Records excerpted from a collection
--- Begin ---
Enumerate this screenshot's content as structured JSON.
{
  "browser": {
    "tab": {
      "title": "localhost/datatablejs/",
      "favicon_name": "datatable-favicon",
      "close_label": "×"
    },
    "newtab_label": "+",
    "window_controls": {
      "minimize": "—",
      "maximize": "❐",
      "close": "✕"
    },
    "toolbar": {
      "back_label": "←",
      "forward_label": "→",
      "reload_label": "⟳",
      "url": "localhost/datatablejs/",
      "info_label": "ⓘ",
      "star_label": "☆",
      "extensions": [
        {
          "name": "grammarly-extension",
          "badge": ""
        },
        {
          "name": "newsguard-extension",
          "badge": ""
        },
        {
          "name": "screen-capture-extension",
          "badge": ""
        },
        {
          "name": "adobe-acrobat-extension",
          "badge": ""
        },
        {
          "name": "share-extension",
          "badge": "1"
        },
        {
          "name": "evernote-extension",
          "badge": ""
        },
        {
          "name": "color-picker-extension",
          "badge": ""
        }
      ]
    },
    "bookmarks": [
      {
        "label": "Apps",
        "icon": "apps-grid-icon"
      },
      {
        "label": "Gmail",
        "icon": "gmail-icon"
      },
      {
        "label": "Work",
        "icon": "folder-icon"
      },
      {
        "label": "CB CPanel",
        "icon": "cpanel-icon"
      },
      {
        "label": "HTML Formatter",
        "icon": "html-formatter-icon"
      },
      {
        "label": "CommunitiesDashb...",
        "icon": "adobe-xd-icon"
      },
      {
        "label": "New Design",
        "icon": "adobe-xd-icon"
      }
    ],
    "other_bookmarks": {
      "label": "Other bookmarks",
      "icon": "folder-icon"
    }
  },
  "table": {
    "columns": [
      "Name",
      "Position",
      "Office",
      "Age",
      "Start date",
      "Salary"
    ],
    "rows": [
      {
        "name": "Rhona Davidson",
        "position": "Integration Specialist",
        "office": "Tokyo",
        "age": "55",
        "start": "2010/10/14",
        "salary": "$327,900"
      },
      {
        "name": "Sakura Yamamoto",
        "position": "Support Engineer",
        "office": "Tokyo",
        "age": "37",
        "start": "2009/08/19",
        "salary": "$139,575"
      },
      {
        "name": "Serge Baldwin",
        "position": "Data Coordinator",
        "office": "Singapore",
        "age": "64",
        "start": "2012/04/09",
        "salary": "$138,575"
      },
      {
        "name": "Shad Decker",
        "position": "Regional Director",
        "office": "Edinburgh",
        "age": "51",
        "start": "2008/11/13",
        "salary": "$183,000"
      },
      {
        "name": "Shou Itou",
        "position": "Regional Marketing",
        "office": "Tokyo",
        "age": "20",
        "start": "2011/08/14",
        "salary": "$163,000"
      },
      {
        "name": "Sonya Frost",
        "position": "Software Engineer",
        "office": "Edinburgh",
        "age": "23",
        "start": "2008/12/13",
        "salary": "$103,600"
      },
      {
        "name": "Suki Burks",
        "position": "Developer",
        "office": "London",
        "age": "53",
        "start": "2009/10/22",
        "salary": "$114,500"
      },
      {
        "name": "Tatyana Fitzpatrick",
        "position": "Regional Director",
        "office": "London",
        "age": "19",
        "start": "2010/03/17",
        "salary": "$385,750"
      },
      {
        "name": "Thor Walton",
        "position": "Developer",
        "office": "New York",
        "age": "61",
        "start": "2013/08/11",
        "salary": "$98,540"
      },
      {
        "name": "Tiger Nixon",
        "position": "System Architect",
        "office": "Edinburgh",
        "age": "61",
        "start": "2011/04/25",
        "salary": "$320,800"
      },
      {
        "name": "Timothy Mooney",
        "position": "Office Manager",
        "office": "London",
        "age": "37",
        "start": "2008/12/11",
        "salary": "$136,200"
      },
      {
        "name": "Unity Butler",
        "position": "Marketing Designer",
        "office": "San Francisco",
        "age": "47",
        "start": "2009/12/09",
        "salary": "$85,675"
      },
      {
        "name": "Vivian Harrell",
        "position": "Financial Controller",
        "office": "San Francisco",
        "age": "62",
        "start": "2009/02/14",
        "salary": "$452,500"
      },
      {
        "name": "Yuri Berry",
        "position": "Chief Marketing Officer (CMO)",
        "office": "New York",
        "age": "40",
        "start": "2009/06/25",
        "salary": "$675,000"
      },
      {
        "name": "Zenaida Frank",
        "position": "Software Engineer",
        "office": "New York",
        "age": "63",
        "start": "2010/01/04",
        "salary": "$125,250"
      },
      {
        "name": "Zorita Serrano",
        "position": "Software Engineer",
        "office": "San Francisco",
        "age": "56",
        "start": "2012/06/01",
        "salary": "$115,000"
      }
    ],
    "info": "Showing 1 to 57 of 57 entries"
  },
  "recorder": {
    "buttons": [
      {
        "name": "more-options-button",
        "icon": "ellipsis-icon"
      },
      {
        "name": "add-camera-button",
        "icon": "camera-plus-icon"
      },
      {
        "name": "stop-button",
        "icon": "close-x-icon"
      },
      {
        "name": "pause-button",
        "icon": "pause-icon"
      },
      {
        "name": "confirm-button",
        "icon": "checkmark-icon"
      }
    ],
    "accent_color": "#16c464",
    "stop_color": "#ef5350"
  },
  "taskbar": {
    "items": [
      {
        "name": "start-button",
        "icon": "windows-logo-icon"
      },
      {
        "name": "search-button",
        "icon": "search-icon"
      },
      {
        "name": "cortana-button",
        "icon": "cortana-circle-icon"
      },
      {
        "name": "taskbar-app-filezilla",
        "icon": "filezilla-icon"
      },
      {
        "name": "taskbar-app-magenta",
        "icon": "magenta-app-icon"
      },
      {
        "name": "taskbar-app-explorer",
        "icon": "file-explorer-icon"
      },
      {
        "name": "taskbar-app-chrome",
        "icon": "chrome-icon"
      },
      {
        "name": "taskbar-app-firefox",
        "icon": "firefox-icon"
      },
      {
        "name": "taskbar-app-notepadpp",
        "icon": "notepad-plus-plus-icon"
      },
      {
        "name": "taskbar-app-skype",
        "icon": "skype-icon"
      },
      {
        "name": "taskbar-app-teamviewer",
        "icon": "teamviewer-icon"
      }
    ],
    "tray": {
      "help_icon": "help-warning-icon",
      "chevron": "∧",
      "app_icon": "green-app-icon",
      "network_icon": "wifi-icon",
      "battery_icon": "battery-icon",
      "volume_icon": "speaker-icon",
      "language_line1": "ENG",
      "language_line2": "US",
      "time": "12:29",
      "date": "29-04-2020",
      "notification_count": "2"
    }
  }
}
--- End ---
Return every record above exactly as it appears.

## Answer to this problem
Enumerate this screenshot's content as structured JSON.
{
  "browser": {
    "tab": {
      "title": "localhost/datatablejs/",
      "favicon_name": "datatable-favicon",
      "close_label": "×"
    },
    "newtab_label": "+",
    "window_controls": {
      "minimize": "—",
      "maximize": "❐",
      "close": "✕"
    },
    "toolbar": {
      "back_label": "←",
      "forward_label": "→",
      "reload_label": "⟳",
      "url": "localhost/datatablejs/",
      "info_label": "ⓘ",
      "star_label": "☆",
      "extensions": [
        {
          "name": "grammarly-extension",
          "badge": ""
        },
        {
          "name": "newsguard-extension",
          "badge": ""
        },
        {
          "name": "screen-capture-extension",
          "badge": ""
        },
        {
          "name": "adobe-acrobat-extension",
          "badge": ""
        },
        {
          "name": "share-extension",
          "badge": "1"
        },
        {
          "name": "evernote-extension",
          "badge": ""
        },
        {
          "name": "color-picker-extension",
          "badge": ""
        }
      ]
    },
    "bookmarks": [
      {
        "label": "Apps",
        "icon": "apps-grid-icon"
      },
      {
        "label": "Gmail",
        "icon": "gmail-icon"
      },
      {
        "label": "Work",
        "icon": "folder-icon"
      },
      {
        "label": "CB CPanel",
        "icon": "cpanel-icon"
      },
      {
        "label": "HTML Formatter",
        "icon": "html-formatter-icon"
      },
      {
        "label": "CommunitiesDashb...",
        "icon": "adobe-xd-icon"
      },
      {
        "label": "New Design",
        "icon": "adobe-xd-icon"
      }
    ],
    "other_bookmarks": {
      "label": "Other bookmarks",
      "icon": "folder-icon"
    }
  },
  "table": {
    "columns": [
      "Name",
      "Position",
      "Office",
      "Age",
      "Start date",
      "Salary"
    ],
    "rows": [
      {
        "name": "Rhona Davidson",
        "position": "Integration Specialist",
        "office": "Tokyo",
        "age": "55",
        "start": "2010/10/14",
        "salary": "$327,900"
      },
      {
        "name": "Sakura Yamamoto",
        "position": "Support Engineer",
        "office": "Tokyo",
        "age": "37",
        "start": "2009/08/19",
        "salary": "$139,575"
      },
      {
        "name": "Serge Baldwin",
        "position": "Data Coordinator",
        "office": "Singapore",
        "age": "64",
        "start": "2012/04/09",
        "salary": "$138,575"
      },
      {
        "name": "Shad Decker",
        "position": "Regional Director",
        "office": "Edinburgh",
        "age": "51",
        "start": "2008/11/13",
        "salary": "$183,000"
      },
      {
        "name": "Shou Itou",
        "position": "Regional Marketing",
        "office": "Tokyo",
        "age": "20",
        "start": "2011/08/14",
        "salary": "$163,000"
      },
      {
        "name": "Sonya Frost",
        "position": "Software Engineer",
        "office": "Edinburgh",
        "age": "23",
        "start": "2008/12/13",
        "salary": "$103,600"
      },
      {
        "name": "Suki Burks",
        "position": "Developer",
        "office": "London",
        "age": "53",
        "start": "2009/10/22",
        "salary": "$114,500"
      },
      {
        "name": "Tatyana Fitzpatrick",
        "position": "Regional Director",
        "office": "London",
        "age": "19",
        "start": "2010/03/17",
        "salary": "$385,750"
      },
      {
        "name": "Thor Walton",
        "position": "Developer",
        "office": "New York",
        "age": "61",
        "start": "2013/08/11",
        "salary": "$98,540"
      },
      {
        "name": "Tiger Nixon",
        "position": "System Architect",
        "office": "Edinburgh",
        "age": "61",
        "start": "2011/04/25",
        "salary": "$320,800"
      },
      {
        "name": "Timothy Mooney",
        "position": "Office Manager",
        "office": "London",
        "age": "37",
        "start": "2008/12/11",
        "salary": "$136,200"
      },
      {
        "name": "Unity Butler",
        "position": "Marketing Designer",
        "office": "San Francisco",
        "age": "47",
        "start": "2009/12/09",
        "salary": "$85,675"
      },
      {
        "name": "Vivian Harrell",
        "position": "Financial Controller",
        "office": "San Francisco",
        "age": "62",
        "start": "2009/02/14",
        "salary": "$452,500"
      },
      {
        "name": "Yuri Berry",
        "position": "Chief Marketing Officer (CMO)",
        "office": "New York",
        "age": "40",
        "start": "2009/06/25",
        "salary": "$675,000"
      },
      {
        "name": "Zenaida Frank",
        "position": "Software Engineer",
        "office": "New York",
        "age": "63",
        "start": "2010/01/04",
        "salary": "$125,250"
      },
      {
        "name": "Zorita Serrano",
        "position": "Software Engineer",
        "office": "San Francisco",
        "age": "56",
        "start": "2012/06/01",
        "salary": "$115,000"
      }
    ],
    "info": "Showing 1 to 57 of 57 entries"
  },
  "recorder": {
    "buttons": [
      {
        "name": "more-options-button",
        "icon": "ellipsis-icon"
      },
      {
        "name": "add-camera-button",
        "icon": "camera-plus-icon"
      },
      {
        "name": "stop-button",
        "icon": "close-x-icon"
      },
      {
        "name": "pause-button",
        "icon": "pause-icon"
      },
      {
        "name": "confirm-button",
        "icon": "checkmark-icon"
      }
    ],
    "accent_color": "#16c464",
    "stop_color": "#ef5350"
  },
  "taskbar": {
    "items": [
      {
        "name": "start-button",
        "icon": "windows-logo-icon"
      },
      {
        "name": "search-button",
        "icon": "search-icon"
      },
      {
        "name": "cortana-button",
        "icon": "cortana-circle-icon"
      },
      {
        "name": "taskbar-app-filezilla",
        "icon": "filezilla-icon"
      },
      {
        "name": "taskbar-app-magenta",
        "icon": "magenta-app-icon"
      },
      {
        "name": "taskbar-app-explorer",
        "icon": "file-explorer-icon"
      },
      {
        "name": "taskbar-app-chrome",
        "icon": "chrome-icon"
      },
      {
        "name": "taskbar-app-firefox",
        "icon": "firefox-icon"
      },
      {
        "name": "taskbar-app-notepadpp",
        "icon": "notepad-plus-plus-icon"
      },
      {
        "name": "taskbar-app-skype",
        "icon": "skype-icon"
      },
      {
        "name": "taskbar-app-teamviewer",
        "icon": "teamviewer-icon"
      }
    ],
    "tray": {
      "help_icon": "help-warning-icon",
      "chevron": "∧",
      "app_icon": "green-app-icon",
      "network_icon": "wifi-icon",
      "battery_icon": "battery-icon",
      "volume_icon": "speaker-icon",
      "language_line1": "ENG",
      "language_line2": "US",
      "time": "12:29",
      "date": "29-04-2020",
      "notification_count": "2"
    }
  }
}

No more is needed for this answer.